### YOUR OBJECTIVE:
Repeat everything from the start of the data down to the line containing "- size-column-header-s: S: [251, 452, 288, 514]", both ends included, word for word.

### GIVEN DATA:

════════════════

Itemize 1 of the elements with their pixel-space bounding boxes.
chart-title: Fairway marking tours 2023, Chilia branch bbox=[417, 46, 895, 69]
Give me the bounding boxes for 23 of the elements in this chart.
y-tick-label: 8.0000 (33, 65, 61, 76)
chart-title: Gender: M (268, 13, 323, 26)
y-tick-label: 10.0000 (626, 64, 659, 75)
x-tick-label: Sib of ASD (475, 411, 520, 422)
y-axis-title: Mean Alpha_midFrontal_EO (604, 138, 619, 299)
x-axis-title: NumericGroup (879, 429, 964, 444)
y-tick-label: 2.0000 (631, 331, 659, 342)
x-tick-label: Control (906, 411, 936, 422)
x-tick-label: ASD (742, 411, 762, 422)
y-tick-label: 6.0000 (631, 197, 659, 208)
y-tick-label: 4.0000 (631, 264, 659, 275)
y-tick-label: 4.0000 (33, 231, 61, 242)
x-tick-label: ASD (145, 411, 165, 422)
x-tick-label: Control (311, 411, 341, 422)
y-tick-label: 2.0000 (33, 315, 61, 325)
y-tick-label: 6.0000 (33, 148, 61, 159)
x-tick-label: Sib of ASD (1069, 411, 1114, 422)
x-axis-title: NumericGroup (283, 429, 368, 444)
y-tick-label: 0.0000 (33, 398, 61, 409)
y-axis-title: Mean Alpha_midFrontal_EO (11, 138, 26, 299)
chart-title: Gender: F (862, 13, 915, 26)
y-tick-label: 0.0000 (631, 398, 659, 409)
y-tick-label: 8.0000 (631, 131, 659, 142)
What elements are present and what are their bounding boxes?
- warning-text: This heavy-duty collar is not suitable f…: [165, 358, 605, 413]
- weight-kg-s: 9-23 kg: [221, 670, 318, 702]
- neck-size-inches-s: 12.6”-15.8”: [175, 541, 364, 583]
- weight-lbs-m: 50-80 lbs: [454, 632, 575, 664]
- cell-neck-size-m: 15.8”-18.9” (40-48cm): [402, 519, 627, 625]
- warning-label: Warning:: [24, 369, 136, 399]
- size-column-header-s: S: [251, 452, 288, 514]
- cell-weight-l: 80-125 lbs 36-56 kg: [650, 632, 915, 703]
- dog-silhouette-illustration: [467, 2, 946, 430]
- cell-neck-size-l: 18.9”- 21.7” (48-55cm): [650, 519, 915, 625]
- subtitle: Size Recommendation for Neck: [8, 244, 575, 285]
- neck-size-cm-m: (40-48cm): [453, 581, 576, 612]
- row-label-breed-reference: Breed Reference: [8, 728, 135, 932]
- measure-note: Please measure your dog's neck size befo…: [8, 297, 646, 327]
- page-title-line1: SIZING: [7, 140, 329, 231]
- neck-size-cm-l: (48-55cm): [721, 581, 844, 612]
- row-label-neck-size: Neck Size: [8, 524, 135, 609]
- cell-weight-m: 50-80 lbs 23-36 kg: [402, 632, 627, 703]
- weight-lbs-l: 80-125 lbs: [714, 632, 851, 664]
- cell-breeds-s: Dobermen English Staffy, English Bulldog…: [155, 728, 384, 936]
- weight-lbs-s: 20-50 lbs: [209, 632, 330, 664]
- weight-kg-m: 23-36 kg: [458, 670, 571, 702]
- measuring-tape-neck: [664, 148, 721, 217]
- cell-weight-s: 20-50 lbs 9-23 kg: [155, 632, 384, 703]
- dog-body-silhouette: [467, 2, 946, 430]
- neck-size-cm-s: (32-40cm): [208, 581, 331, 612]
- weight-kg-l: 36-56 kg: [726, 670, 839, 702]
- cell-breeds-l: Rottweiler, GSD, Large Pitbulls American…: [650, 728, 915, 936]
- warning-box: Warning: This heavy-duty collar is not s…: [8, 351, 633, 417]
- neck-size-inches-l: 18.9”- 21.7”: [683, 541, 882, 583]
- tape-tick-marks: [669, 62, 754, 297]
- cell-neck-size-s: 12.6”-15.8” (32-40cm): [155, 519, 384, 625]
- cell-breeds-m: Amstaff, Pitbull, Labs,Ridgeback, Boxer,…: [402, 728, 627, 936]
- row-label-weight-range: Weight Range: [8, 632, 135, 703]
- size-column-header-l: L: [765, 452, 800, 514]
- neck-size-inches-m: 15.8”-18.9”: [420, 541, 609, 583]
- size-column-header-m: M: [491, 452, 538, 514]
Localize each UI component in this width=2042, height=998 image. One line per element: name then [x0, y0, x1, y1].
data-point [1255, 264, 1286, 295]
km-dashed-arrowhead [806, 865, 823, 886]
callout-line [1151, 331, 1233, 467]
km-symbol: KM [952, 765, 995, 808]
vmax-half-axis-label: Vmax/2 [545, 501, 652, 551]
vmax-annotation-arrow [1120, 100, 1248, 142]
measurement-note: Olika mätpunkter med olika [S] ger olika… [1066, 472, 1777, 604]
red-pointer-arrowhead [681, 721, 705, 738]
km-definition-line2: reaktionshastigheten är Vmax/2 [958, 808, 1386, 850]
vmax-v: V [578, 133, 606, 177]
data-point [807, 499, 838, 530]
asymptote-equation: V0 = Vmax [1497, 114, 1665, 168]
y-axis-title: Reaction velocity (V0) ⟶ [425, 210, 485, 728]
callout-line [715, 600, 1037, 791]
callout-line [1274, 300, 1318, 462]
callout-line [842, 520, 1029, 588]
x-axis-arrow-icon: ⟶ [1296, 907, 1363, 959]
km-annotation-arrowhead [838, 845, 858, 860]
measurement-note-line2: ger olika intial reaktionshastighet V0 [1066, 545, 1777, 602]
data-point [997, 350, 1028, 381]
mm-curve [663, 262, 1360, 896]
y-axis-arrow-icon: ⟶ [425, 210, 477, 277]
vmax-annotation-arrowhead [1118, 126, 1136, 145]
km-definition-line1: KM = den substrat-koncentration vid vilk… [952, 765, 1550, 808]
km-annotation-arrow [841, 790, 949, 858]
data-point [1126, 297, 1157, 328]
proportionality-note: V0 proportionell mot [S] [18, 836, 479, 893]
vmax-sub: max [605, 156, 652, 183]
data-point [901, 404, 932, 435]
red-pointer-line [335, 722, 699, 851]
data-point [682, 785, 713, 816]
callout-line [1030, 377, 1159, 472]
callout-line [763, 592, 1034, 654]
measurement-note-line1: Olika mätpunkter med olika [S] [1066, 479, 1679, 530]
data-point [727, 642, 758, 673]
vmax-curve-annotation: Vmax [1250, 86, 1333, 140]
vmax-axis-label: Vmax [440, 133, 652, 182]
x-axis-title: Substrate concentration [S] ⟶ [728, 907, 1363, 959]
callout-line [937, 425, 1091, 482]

════════════════

### RESPONSE TO THIS TASK:
Itemize 1 of the elements with their pixel-space bounding boxes.
chart-title: Fairway marking tours 2023, Chilia branch bbox=[417, 46, 895, 69]
Give me the bounding boxes for 23 of the elements in this chart.
y-tick-label: 8.0000 (33, 65, 61, 76)
chart-title: Gender: M (268, 13, 323, 26)
y-tick-label: 10.0000 (626, 64, 659, 75)
x-tick-label: Sib of ASD (475, 411, 520, 422)
y-axis-title: Mean Alpha_midFrontal_EO (604, 138, 619, 299)
x-axis-title: NumericGroup (879, 429, 964, 444)
y-tick-label: 2.0000 (631, 331, 659, 342)
x-tick-label: Control (906, 411, 936, 422)
x-tick-label: ASD (742, 411, 762, 422)
y-tick-label: 6.0000 (631, 197, 659, 208)
y-tick-label: 4.0000 (631, 264, 659, 275)
y-tick-label: 4.0000 (33, 231, 61, 242)
x-tick-label: ASD (145, 411, 165, 422)
x-tick-label: Control (311, 411, 341, 422)
y-tick-label: 2.0000 (33, 315, 61, 325)
y-tick-label: 6.0000 (33, 148, 61, 159)
x-tick-label: Sib of ASD (1069, 411, 1114, 422)
x-axis-title: NumericGroup (283, 429, 368, 444)
y-tick-label: 0.0000 (33, 398, 61, 409)
y-axis-title: Mean Alpha_midFrontal_EO (11, 138, 26, 299)
chart-title: Gender: F (862, 13, 915, 26)
y-tick-label: 0.0000 (631, 398, 659, 409)
y-tick-label: 8.0000 (631, 131, 659, 142)
What elements are present and what are their bounding boxes?
- warning-text: This heavy-duty collar is not suitable f…: [165, 358, 605, 413]
- weight-kg-s: 9-23 kg: [221, 670, 318, 702]
- neck-size-inches-s: 12.6”-15.8”: [175, 541, 364, 583]
- weight-lbs-m: 50-80 lbs: [454, 632, 575, 664]
- cell-neck-size-m: 15.8”-18.9” (40-48cm): [402, 519, 627, 625]
- warning-label: Warning:: [24, 369, 136, 399]
- size-column-header-s: S: [251, 452, 288, 514]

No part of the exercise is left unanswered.